■ Task to carry out
Pick out each line below containing "chevron".

Source data:
────────

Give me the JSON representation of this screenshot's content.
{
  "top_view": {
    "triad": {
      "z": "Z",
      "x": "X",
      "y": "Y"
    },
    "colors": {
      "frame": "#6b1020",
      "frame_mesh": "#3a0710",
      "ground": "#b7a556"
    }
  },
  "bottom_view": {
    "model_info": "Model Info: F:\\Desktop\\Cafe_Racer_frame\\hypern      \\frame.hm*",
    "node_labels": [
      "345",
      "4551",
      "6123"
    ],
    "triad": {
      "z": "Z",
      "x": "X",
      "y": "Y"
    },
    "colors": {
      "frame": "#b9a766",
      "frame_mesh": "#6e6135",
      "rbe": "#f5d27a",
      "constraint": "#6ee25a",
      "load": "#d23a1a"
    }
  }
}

────────

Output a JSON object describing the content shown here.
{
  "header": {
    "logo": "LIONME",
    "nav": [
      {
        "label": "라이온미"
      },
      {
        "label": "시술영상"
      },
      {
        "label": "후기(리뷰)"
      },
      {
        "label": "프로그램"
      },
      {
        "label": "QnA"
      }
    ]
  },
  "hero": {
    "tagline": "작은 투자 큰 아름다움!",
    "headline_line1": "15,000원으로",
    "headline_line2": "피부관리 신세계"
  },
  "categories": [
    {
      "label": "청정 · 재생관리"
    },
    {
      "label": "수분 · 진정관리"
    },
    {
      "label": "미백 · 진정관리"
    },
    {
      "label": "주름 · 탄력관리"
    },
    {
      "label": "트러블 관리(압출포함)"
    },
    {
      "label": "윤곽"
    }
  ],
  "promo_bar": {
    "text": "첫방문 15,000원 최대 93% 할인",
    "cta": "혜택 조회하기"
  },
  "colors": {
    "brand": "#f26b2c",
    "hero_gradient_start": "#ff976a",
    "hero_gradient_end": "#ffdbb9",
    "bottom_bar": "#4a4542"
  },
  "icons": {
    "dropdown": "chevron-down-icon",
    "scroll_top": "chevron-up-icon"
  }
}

────────

■ The answer
    "dropdown": "chevron-down-icon",
    "scroll_top": "chevron-up-icon"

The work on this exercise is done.